====== DATA ROWS

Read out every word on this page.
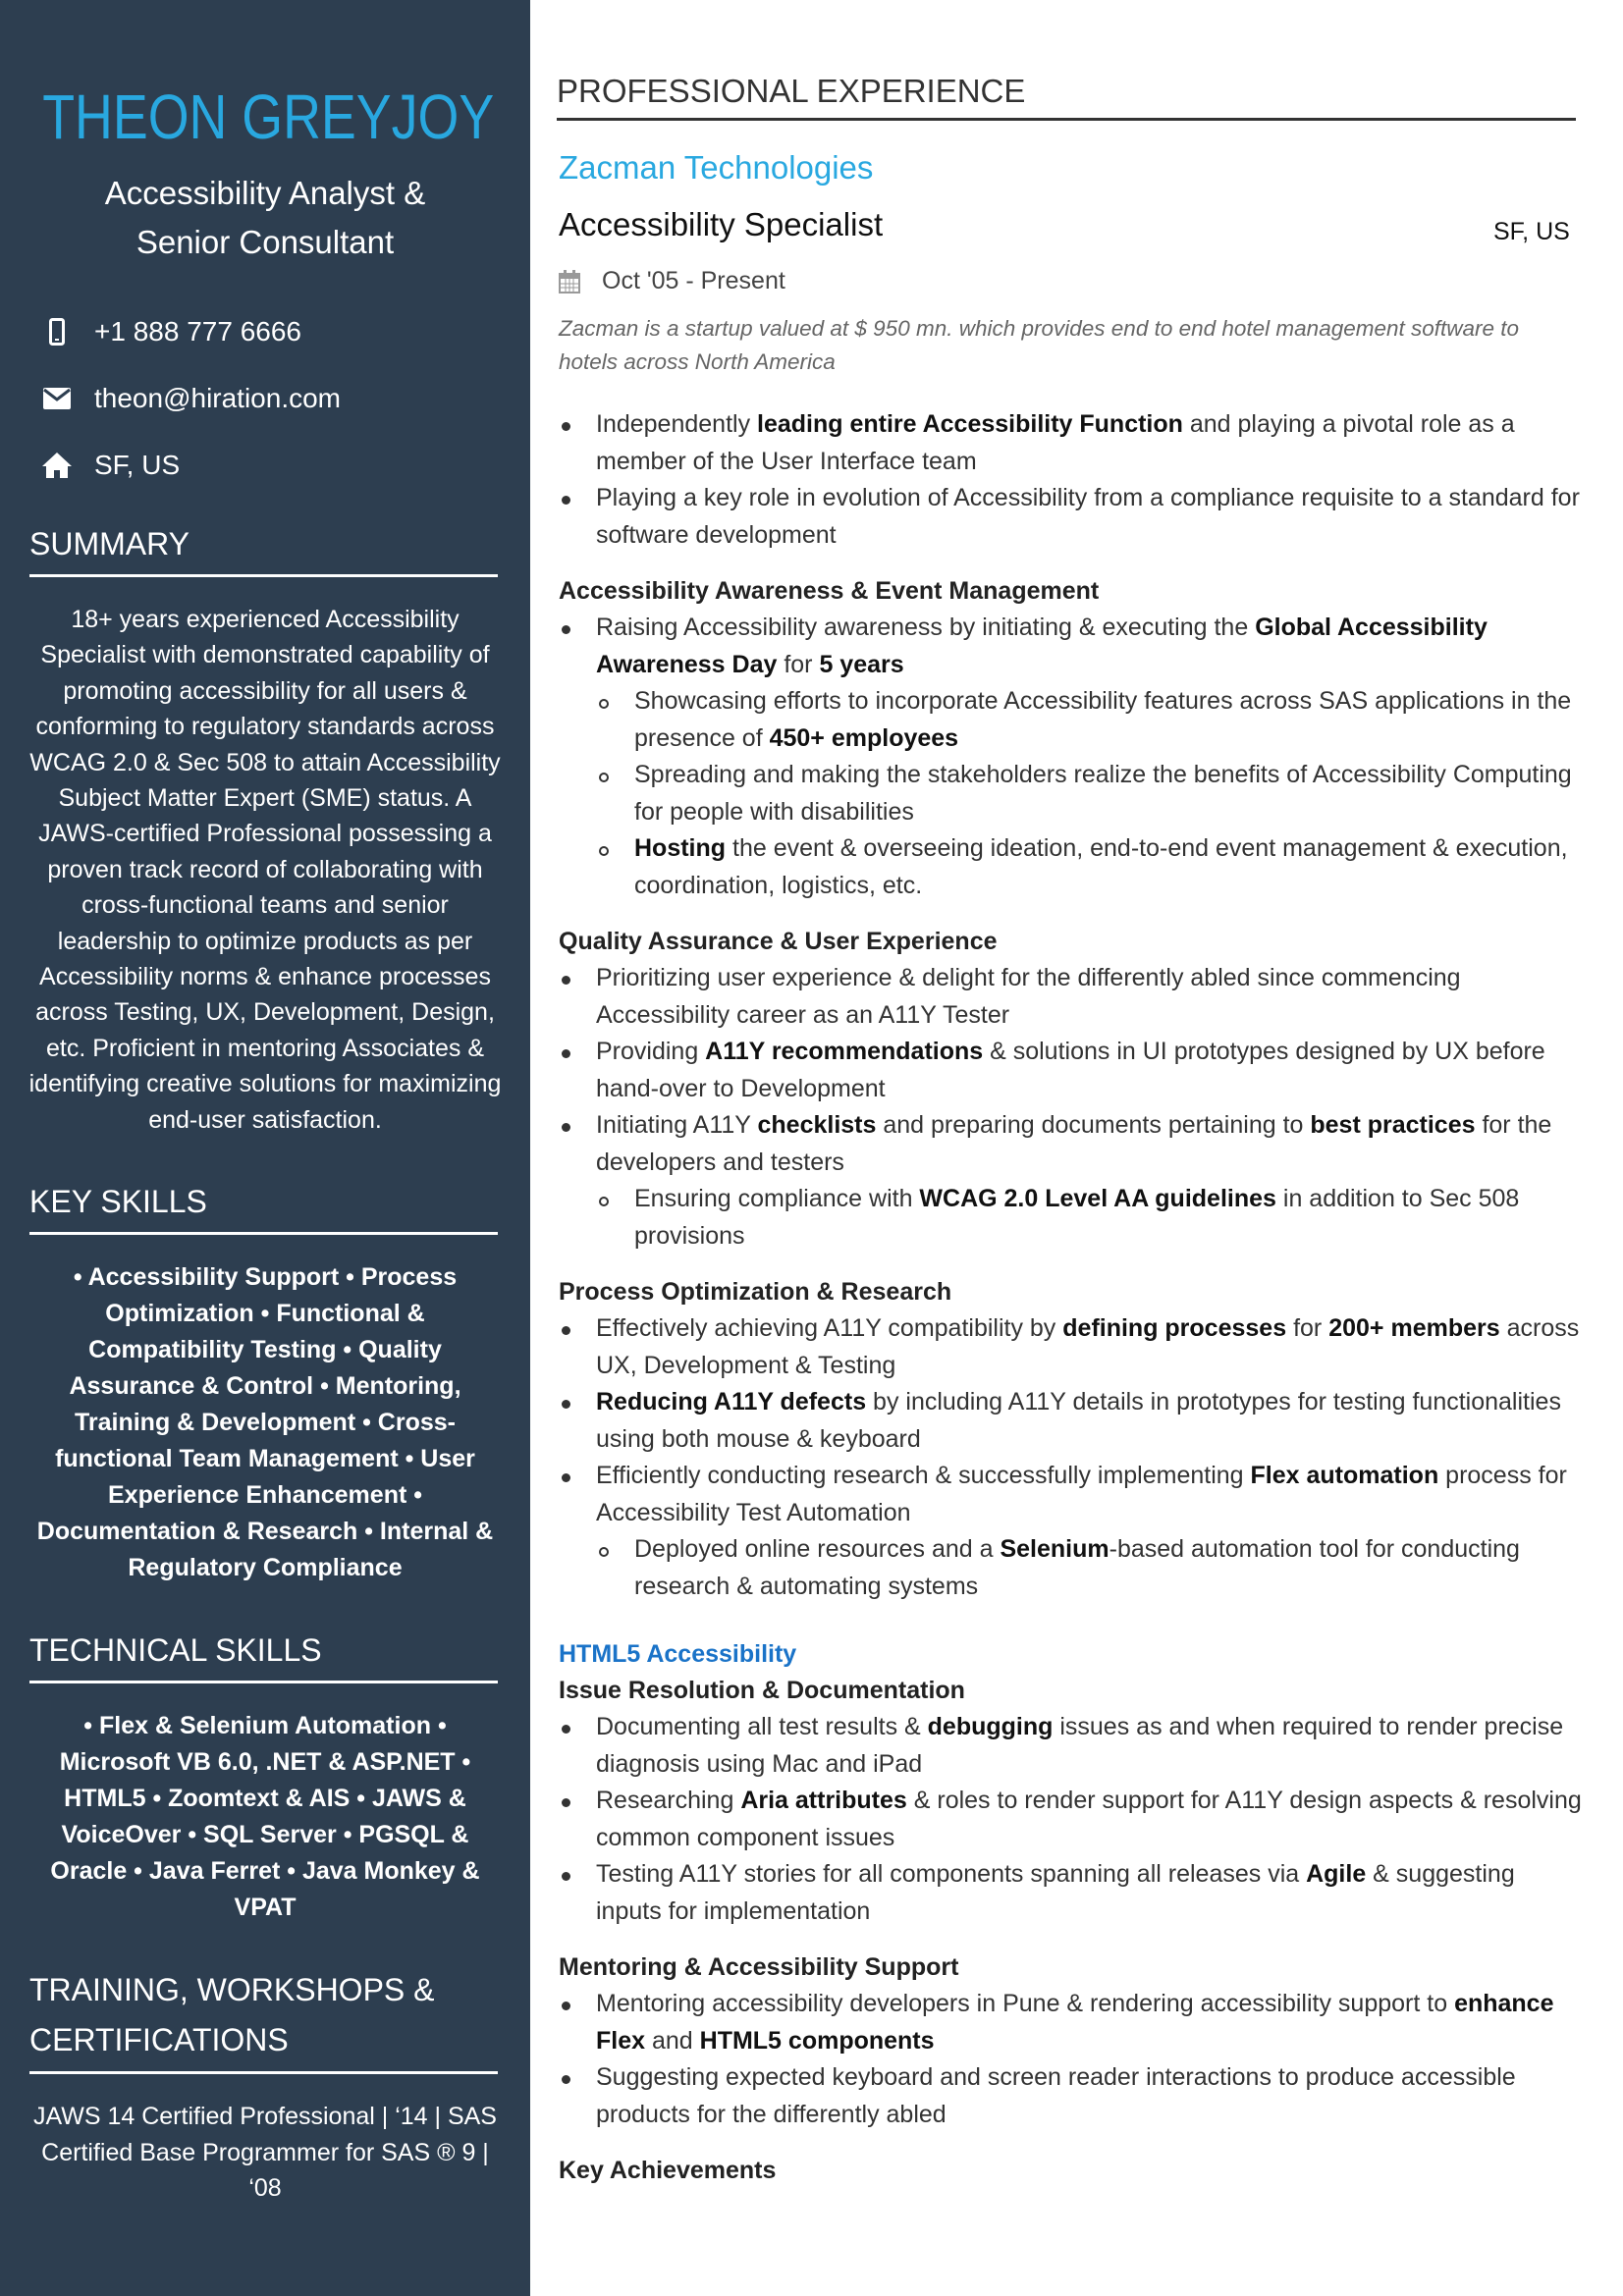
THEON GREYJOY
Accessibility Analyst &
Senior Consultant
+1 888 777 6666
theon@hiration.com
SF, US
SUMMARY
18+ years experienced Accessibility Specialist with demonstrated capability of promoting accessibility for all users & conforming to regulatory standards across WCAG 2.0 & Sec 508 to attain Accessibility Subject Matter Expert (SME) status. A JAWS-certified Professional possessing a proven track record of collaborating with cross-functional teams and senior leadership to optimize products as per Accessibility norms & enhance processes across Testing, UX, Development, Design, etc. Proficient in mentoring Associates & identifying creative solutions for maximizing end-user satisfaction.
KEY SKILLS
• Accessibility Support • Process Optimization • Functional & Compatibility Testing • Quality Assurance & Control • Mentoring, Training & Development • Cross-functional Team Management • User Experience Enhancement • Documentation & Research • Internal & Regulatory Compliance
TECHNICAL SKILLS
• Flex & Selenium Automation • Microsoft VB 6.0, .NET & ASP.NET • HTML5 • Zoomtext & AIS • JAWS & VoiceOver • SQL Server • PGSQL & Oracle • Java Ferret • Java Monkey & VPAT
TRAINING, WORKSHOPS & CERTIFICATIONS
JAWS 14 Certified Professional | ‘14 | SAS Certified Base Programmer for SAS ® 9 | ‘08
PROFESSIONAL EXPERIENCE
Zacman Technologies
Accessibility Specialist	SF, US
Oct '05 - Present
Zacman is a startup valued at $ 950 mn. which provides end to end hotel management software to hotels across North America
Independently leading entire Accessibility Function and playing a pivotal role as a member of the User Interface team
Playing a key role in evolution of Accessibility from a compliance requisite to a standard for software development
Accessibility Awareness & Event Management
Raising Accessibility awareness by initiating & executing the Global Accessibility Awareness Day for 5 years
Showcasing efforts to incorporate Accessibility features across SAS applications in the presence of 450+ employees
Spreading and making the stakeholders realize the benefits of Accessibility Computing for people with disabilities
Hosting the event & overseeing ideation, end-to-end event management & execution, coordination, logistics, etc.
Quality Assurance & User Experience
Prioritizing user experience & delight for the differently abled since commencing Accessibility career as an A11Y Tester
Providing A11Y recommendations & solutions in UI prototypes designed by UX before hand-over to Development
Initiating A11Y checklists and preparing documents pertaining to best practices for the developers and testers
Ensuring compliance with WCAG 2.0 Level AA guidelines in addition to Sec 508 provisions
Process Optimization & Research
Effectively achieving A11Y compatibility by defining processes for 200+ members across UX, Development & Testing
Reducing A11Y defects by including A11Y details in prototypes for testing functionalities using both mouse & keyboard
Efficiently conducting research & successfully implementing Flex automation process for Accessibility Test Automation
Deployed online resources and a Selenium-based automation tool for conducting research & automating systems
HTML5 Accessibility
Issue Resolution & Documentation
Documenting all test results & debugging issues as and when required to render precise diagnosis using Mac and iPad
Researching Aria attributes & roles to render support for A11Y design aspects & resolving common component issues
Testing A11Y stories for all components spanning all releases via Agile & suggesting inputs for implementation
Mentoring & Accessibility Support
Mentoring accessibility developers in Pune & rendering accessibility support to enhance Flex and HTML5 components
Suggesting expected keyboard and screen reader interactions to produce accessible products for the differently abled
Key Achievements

============

## EXERCISE DETAILS
Each record above should come back exactly the same, only without its pictures.

## ANSWER
Read out every word on this page.
THEON GREYJOY
Accessibility Analyst &
Senior Consultant
+1 888 777 6666
theon@hiration.com
SF, US
SUMMARY
18+ years experienced Accessibility Specialist with demonstrated capability of promoting accessibility for all users & conforming to regulatory standards across WCAG 2.0 & Sec 508 to attain Accessibility Subject Matter Expert (SME) status. A JAWS-certified Professional possessing a proven track record of collaborating with cross-functional teams and senior leadership to optimize products as per Accessibility norms & enhance processes across Testing, UX, Development, Design, etc. Proficient in mentoring Associates & identifying creative solutions for maximizing end-user satisfaction.
KEY SKILLS
• Accessibility Support • Process Optimization • Functional & Compatibility Testing • Quality Assurance & Control • Mentoring, Training & Development • Cross-functional Team Management • User Experience Enhancement • Documentation & Research • Internal & Regulatory Compliance
TECHNICAL SKILLS
• Flex & Selenium Automation • Microsoft VB 6.0, .NET & ASP.NET • HTML5 • Zoomtext & AIS • JAWS & VoiceOver • SQL Server • PGSQL & Oracle • Java Ferret • Java Monkey & VPAT
TRAINING, WORKSHOPS & CERTIFICATIONS
JAWS 14 Certified Professional | ‘14 | SAS Certified Base Programmer for SAS ® 9 | ‘08
PROFESSIONAL EXPERIENCE
Zacman Technologies
Accessibility Specialist	SF, US
Oct '05 - Present
Zacman is a startup valued at $ 950 mn. which provides end to end hotel management software to hotels across North America
Independently leading entire Accessibility Function and playing a pivotal role as a member of the User Interface team
Playing a key role in evolution of Accessibility from a compliance requisite to a standard for software development
Accessibility Awareness & Event Management
Raising Accessibility awareness by initiating & executing the Global Accessibility Awareness Day for 5 years
Showcasing efforts to incorporate Accessibility features across SAS applications in the presence of 450+ employees
Spreading and making the stakeholders realize the benefits of Accessibility Computing for people with disabilities
Hosting the event & overseeing ideation, end-to-end event management & execution, coordination, logistics, etc.
Quality Assurance & User Experience
Prioritizing user experience & delight for the differently abled since commencing Accessibility career as an A11Y Tester
Providing A11Y recommendations & solutions in UI prototypes designed by UX before hand-over to Development
Initiating A11Y checklists and preparing documents pertaining to best practices for the developers and testers
Ensuring compliance with WCAG 2.0 Level AA guidelines in addition to Sec 508 provisions
Process Optimization & Research
Effectively achieving A11Y compatibility by defining processes for 200+ members across UX, Development & Testing
Reducing A11Y defects by including A11Y details in prototypes for testing functionalities using both mouse & keyboard
Efficiently conducting research & successfully implementing Flex automation process for Accessibility Test Automation
Deployed online resources and a Selenium-based automation tool for conducting research & automating systems
HTML5 Accessibility
Issue Resolution & Documentation
Documenting all test results & debugging issues as and when required to render precise diagnosis using Mac and iPad
Researching Aria attributes & roles to render support for A11Y design aspects & resolving common component issues
Testing A11Y stories for all components spanning all releases via Agile & suggesting inputs for implementation
Mentoring & Accessibility Support
Mentoring accessibility developers in Pune & rendering accessibility support to enhance Flex and HTML5 components
Suggesting expected keyboard and screen reader interactions to produce accessible products for the differently abled
Key Achievements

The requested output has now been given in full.